● **GOAL**: Every entry must be repeated exactly. Exclude all pictures.

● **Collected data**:
* * * * *

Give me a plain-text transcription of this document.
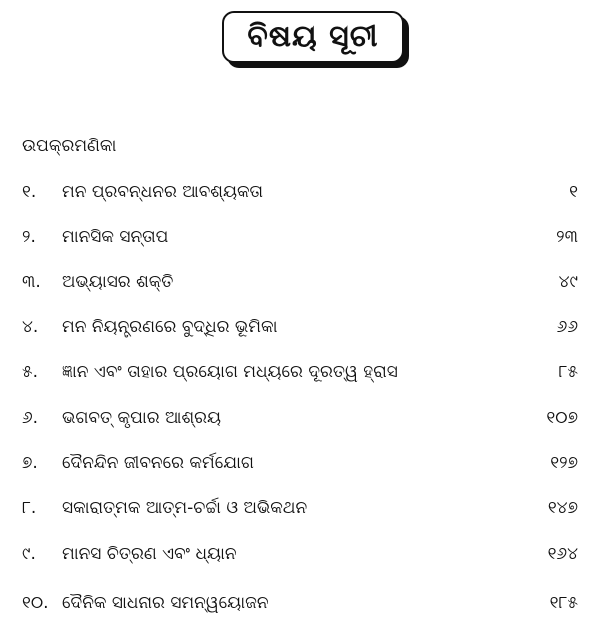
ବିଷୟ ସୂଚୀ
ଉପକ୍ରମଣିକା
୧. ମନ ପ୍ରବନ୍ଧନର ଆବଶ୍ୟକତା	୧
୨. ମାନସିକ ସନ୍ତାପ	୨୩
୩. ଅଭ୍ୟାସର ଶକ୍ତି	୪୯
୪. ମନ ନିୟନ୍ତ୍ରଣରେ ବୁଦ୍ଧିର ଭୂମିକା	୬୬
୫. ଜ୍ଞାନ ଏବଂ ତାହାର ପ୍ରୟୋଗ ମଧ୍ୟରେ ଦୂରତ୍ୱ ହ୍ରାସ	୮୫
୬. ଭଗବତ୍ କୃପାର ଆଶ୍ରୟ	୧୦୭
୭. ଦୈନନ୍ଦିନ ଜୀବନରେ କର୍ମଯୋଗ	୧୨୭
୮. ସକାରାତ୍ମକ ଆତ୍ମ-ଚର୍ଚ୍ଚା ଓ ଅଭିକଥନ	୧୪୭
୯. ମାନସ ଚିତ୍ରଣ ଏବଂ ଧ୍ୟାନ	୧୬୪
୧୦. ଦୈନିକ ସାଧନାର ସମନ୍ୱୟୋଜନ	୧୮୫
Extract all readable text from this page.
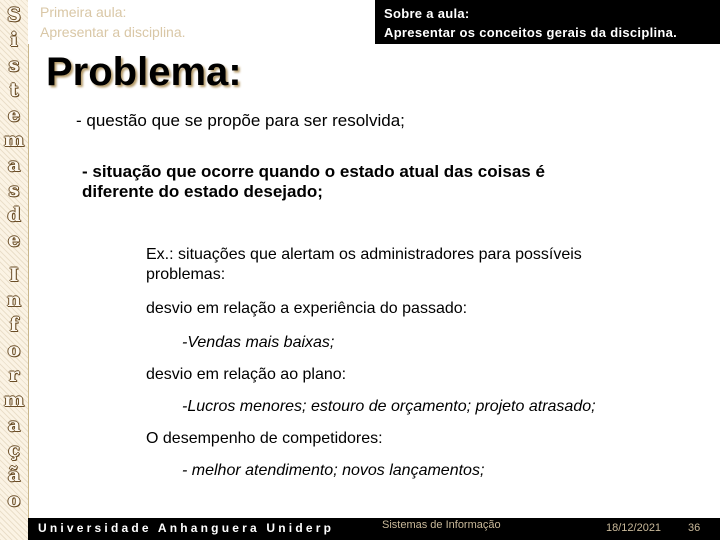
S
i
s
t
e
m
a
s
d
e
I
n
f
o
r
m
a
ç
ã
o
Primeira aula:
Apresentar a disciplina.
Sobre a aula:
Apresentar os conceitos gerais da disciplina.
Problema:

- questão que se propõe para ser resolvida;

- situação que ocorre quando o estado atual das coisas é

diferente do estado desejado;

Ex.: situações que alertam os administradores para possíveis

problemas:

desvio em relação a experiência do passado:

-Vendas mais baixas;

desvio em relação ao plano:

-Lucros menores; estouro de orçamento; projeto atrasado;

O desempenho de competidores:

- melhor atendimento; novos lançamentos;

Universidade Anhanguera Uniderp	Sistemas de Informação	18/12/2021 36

* * * * *

● **RESPONSE**:
Give me a plain-text transcription of this document.
ବିଷୟ ସୂଚୀ
ଉପକ୍ରମଣିକା
୧. ମନ ପ୍ରବନ୍ଧନର ଆବଶ୍ୟକତା	୧
୨. ମାନସିକ ସନ୍ତାପ	୨୩
୩. ଅଭ୍ୟାସର ଶକ୍ତି	୪୯
୪. ମନ ନିୟନ୍ତ୍ରଣରେ ବୁଦ୍ଧିର ଭୂମିକା	୬୬
୫. ଜ୍ଞାନ ଏବଂ ତାହାର ପ୍ରୟୋଗ ମଧ୍ୟରେ ଦୂରତ୍ୱ ହ୍ରାସ	୮୫
୬. ଭଗବତ୍ କୃପାର ଆଶ୍ରୟ	୧୦୭
୭. ଦୈନନ୍ଦିନ ଜୀବନରେ କର୍ମଯୋଗ	୧୨୭
୮. ସକାରାତ୍ମକ ଆତ୍ମ-ଚର୍ଚ୍ଚା ଓ ଅଭିକଥନ	୧୪୭
୯. ମାନସ ଚିତ୍ରଣ ଏବଂ ଧ୍ୟାନ	୧୬୪
୧୦. ଦୈନିକ ସାଧନାର ସମନ୍ୱୟୋଜନ	୧୮୫
Extract all readable text from this page.
S
i
s
t
e
m
a
s
d
e
I
n
f
o
r
m
a
ç
ã
o
Primeira aula:
Apresentar a disciplina.
Sobre a aula:
Apresentar os conceitos gerais da disciplina.
Problema:

- questão que se propõe para ser resolvida;

- situação que ocorre quando o estado atual das coisas é

diferente do estado desejado;

Ex.: situações que alertam os administradores para possíveis

problemas:

desvio em relação a experiência do passado:

-Vendas mais baixas;

desvio em relação ao plano:

-Lucros menores; estouro de orçamento; projeto atrasado;

O desempenho de competidores:

- melhor atendimento; novos lançamentos;

Universidade Anhanguera Uniderp	Sistemas de Informação	18/12/2021 36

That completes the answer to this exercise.